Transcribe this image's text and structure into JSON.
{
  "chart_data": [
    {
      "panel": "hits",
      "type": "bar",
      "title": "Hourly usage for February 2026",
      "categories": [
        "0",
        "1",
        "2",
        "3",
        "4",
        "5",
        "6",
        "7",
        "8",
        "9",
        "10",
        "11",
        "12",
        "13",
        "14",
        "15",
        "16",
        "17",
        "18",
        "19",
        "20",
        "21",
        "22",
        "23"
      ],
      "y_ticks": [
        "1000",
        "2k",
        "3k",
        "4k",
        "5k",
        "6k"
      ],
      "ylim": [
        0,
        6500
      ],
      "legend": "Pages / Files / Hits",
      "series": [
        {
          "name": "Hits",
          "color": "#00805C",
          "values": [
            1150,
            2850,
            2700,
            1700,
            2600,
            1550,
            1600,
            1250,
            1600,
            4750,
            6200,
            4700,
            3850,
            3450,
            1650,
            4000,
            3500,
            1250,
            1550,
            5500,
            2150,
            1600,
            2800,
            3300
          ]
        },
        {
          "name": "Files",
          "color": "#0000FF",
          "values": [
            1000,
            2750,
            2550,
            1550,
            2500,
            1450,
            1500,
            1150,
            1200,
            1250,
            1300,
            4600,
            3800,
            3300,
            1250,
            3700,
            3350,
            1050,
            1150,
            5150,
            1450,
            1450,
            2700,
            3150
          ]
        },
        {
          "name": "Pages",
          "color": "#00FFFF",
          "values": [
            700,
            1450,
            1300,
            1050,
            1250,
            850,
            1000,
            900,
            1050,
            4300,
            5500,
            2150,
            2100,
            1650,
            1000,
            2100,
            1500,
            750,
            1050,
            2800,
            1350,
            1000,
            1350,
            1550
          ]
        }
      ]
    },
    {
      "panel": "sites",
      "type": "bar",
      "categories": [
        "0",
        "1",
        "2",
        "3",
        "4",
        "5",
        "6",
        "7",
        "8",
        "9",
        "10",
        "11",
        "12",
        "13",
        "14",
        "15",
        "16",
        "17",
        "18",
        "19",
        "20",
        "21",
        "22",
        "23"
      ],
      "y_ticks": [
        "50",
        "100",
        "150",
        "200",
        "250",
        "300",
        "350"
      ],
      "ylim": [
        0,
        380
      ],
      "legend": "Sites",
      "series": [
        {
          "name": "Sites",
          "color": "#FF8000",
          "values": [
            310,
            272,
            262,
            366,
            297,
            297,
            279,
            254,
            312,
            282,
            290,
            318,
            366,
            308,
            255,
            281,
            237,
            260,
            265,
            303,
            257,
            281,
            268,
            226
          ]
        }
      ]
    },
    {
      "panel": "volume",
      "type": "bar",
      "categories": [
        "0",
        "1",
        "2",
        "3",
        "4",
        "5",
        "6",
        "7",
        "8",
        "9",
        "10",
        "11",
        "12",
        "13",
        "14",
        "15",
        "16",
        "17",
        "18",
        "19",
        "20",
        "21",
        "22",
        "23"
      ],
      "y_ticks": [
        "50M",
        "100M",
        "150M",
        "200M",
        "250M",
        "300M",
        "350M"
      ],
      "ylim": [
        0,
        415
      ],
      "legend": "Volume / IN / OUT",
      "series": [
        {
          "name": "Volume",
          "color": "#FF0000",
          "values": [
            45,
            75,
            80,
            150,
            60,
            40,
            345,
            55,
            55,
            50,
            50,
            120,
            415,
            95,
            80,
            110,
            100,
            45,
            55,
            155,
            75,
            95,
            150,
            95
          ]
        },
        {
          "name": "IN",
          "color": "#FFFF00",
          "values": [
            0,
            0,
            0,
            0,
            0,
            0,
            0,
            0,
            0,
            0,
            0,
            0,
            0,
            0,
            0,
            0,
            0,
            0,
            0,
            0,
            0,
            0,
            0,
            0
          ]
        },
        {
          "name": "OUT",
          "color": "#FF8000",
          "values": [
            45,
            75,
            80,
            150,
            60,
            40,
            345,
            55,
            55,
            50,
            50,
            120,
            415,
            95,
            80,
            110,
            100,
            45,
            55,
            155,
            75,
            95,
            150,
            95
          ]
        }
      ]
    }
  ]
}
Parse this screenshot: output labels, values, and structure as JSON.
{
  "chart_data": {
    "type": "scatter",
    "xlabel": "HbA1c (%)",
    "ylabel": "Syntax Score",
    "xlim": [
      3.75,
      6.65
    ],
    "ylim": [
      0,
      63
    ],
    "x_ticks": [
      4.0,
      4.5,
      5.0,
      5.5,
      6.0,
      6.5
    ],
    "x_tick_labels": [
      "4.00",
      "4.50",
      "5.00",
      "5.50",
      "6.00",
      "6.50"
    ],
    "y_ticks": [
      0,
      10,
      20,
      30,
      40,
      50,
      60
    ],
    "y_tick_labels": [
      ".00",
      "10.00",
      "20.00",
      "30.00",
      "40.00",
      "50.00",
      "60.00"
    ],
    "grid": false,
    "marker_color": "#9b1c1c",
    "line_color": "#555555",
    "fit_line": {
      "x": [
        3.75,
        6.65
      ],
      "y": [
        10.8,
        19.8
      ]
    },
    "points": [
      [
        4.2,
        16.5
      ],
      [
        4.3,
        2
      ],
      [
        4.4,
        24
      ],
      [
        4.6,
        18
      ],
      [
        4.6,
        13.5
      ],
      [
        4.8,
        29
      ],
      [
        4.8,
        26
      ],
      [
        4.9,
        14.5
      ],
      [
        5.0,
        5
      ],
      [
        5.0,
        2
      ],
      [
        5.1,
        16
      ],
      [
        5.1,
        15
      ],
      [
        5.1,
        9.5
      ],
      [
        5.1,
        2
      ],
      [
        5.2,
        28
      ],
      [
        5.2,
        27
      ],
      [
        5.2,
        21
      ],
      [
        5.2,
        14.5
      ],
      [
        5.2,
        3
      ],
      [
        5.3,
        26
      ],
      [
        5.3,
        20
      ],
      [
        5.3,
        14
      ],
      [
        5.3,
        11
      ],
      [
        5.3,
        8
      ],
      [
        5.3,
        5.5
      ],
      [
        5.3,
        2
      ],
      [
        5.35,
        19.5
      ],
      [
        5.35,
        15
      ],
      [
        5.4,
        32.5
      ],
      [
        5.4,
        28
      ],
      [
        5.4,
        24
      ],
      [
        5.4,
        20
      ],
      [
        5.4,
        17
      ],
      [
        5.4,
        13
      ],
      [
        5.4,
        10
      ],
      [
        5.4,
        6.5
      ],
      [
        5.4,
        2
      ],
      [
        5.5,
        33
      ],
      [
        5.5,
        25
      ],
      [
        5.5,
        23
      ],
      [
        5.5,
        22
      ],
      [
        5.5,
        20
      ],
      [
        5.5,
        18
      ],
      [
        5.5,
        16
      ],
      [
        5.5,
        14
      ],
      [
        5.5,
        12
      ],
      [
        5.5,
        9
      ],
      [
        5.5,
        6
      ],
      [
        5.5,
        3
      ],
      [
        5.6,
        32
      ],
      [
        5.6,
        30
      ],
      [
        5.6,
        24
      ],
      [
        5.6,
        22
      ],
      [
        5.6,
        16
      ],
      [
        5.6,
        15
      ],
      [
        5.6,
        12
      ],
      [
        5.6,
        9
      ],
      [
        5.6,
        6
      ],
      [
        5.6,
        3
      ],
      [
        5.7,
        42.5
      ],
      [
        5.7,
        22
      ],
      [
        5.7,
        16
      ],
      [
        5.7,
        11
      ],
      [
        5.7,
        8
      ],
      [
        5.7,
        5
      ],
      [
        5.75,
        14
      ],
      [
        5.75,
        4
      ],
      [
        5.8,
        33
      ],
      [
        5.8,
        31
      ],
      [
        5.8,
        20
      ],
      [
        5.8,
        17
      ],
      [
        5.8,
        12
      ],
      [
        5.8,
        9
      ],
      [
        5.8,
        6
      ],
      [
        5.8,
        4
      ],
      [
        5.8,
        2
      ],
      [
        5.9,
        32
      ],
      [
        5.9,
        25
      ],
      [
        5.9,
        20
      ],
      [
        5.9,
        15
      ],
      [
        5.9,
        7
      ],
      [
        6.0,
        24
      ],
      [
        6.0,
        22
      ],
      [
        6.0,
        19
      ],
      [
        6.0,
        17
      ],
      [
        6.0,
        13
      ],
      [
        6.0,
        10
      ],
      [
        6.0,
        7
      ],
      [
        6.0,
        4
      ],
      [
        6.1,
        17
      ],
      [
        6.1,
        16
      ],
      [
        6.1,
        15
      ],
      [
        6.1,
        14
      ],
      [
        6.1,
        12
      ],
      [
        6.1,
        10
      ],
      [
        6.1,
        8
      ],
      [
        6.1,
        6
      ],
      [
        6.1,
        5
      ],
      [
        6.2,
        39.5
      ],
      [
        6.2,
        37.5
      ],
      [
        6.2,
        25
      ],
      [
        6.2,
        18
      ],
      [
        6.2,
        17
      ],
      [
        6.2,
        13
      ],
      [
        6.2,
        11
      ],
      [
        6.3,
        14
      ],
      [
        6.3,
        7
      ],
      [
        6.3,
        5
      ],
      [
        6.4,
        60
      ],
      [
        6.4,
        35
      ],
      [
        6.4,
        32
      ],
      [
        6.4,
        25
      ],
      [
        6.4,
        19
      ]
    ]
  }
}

## Do this
Search the data for the string "name" and copy each line where it appears.

## The solution
          "name": "Hits",
          "name": "Files",
          "name": "Pages",
          "name": "Sites",
          "name": "Volume",
          "name": "IN",
          "name": "OUT",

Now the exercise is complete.